Information given:
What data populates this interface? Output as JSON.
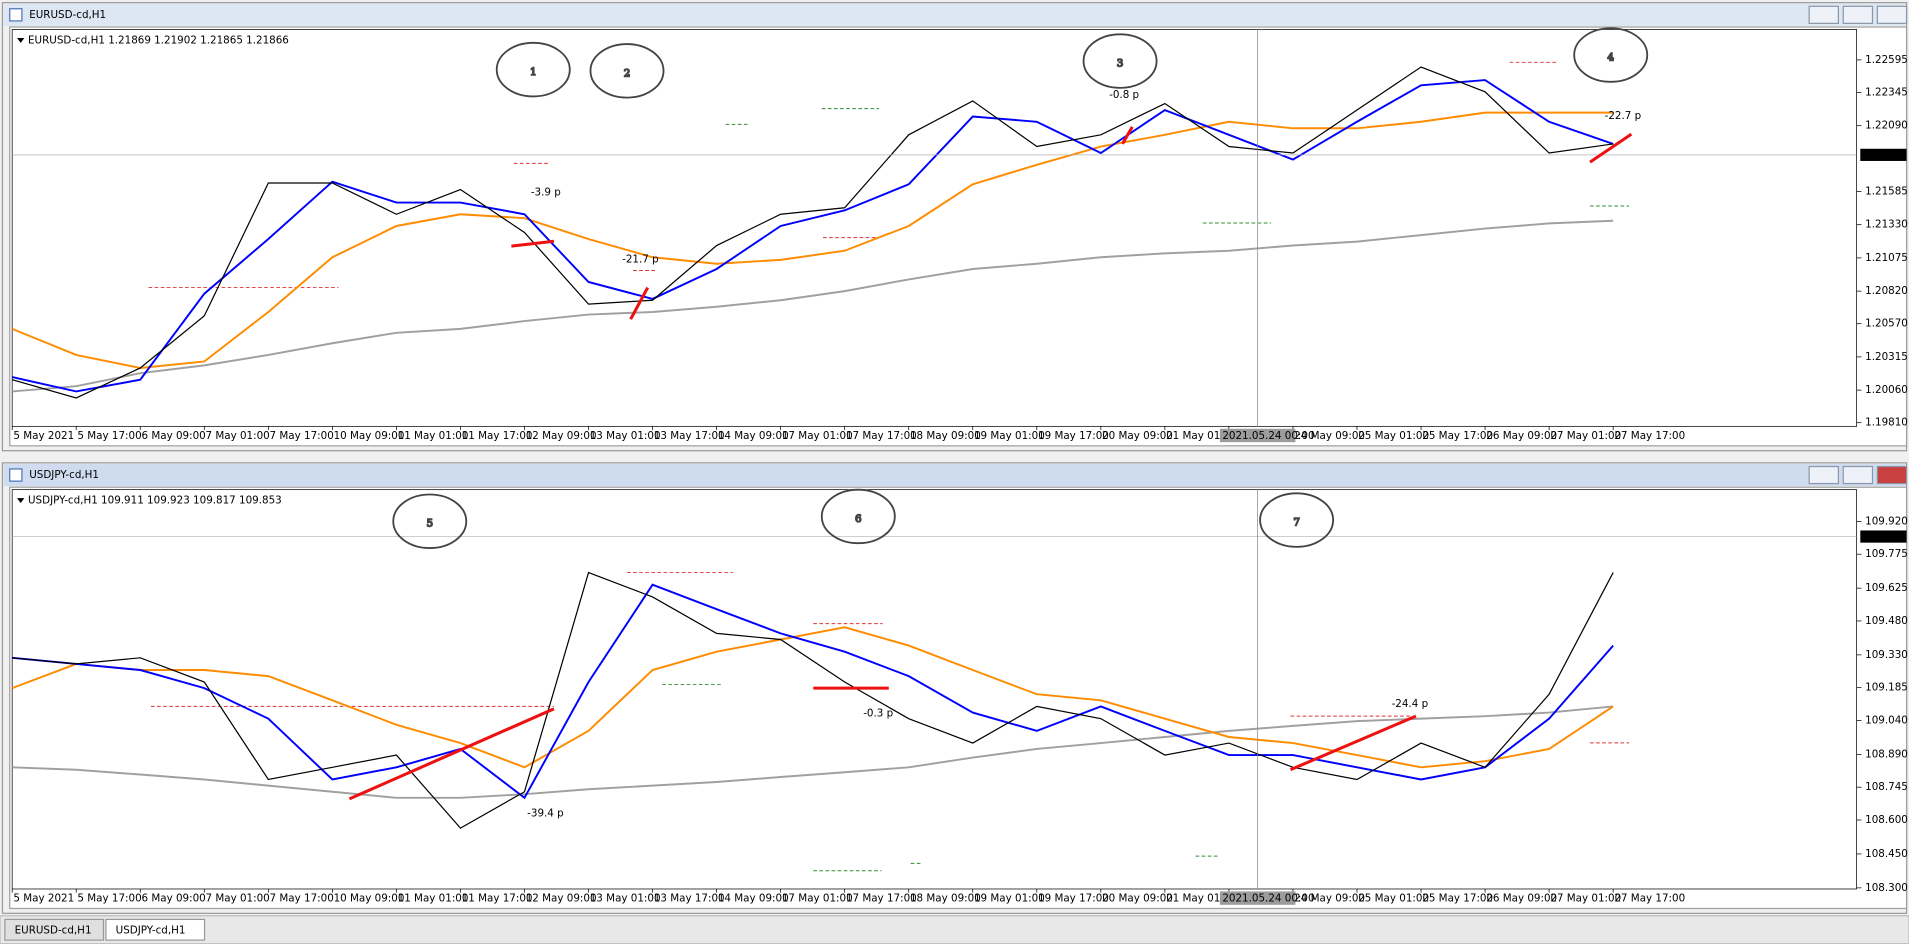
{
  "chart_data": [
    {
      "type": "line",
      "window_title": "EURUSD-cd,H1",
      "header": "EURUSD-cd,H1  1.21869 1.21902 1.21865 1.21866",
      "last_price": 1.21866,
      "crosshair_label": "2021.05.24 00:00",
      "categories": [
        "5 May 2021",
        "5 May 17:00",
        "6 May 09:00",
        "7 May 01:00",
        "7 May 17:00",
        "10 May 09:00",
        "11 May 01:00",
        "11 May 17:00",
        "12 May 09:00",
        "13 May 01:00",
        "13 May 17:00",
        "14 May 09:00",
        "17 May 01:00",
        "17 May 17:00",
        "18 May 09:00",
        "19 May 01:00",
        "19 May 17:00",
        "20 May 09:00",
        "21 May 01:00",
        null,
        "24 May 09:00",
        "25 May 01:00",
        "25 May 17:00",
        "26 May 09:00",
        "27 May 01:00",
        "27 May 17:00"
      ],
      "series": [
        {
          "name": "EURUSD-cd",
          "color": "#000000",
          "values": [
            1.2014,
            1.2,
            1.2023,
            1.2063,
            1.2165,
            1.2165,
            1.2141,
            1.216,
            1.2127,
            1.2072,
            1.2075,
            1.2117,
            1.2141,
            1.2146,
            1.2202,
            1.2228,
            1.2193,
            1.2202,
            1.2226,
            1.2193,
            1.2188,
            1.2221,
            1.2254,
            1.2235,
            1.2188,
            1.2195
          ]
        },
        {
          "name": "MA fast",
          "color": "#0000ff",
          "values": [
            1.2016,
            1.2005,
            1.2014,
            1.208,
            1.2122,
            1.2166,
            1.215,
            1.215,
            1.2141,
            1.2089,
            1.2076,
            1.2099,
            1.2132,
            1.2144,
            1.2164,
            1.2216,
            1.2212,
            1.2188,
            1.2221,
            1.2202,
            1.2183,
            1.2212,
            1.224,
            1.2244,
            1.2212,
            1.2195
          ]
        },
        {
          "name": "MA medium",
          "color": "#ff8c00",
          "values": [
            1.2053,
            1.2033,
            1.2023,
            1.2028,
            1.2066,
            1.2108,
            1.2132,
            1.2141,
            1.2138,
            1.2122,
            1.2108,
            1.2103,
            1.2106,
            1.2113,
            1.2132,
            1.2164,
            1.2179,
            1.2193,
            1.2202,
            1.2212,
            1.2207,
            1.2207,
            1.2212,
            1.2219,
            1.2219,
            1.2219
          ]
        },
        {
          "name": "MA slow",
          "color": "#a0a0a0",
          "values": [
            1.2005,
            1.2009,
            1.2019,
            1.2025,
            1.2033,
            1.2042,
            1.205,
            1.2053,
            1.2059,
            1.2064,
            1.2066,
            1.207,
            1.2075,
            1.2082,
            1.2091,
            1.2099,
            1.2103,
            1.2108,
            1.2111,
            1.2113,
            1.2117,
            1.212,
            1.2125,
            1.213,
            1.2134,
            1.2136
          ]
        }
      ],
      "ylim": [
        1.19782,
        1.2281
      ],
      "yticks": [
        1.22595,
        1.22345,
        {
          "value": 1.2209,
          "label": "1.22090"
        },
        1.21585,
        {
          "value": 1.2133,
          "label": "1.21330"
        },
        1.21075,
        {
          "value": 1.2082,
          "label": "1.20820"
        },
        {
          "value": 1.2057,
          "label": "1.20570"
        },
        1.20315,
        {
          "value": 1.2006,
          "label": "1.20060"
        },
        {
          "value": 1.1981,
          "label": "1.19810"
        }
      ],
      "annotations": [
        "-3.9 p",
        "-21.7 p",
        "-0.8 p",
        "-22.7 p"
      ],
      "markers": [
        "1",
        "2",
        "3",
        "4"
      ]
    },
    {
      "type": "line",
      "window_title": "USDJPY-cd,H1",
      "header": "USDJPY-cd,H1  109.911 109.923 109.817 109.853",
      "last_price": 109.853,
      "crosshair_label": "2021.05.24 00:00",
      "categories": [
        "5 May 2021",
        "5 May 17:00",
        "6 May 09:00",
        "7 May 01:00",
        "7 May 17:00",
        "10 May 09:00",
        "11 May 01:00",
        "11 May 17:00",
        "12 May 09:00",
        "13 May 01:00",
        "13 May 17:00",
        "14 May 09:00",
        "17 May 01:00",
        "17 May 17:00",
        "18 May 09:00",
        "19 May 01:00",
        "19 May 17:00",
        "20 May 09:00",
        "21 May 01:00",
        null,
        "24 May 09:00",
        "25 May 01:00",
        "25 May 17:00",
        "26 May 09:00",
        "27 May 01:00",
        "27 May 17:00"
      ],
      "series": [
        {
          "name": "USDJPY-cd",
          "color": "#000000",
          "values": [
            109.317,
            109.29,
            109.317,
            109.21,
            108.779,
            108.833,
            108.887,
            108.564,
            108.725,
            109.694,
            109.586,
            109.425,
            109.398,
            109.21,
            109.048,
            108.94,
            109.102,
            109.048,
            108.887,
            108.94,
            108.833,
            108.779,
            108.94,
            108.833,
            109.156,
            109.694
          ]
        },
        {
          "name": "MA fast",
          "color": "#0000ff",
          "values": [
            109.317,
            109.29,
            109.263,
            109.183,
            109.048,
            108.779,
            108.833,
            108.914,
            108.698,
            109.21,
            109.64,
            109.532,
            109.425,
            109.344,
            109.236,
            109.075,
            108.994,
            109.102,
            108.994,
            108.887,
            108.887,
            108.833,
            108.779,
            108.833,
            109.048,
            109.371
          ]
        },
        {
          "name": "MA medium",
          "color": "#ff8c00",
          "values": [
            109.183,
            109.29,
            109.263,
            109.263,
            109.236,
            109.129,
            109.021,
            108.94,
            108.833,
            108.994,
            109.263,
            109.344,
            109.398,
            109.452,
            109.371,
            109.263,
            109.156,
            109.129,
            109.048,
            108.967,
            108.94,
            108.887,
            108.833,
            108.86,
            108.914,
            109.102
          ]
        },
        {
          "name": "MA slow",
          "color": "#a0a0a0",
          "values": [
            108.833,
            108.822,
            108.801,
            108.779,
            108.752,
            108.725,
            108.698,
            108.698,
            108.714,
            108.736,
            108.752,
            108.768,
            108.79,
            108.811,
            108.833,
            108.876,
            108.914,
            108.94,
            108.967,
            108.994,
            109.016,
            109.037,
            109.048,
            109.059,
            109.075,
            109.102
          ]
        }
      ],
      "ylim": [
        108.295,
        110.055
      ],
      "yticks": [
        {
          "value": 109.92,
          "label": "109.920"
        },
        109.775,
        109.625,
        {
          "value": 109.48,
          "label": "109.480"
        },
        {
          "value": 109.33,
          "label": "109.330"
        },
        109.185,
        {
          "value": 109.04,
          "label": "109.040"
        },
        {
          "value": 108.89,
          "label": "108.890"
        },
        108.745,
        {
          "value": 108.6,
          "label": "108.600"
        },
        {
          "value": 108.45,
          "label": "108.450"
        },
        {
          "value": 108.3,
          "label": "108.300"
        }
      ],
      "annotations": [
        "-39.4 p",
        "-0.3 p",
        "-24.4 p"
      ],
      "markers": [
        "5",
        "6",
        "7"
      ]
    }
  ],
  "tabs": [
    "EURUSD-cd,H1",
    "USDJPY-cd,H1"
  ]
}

Task to complete: How many lines in these records hold the string "USDJPY"? Reply with the number alone.

Finished exercise: 4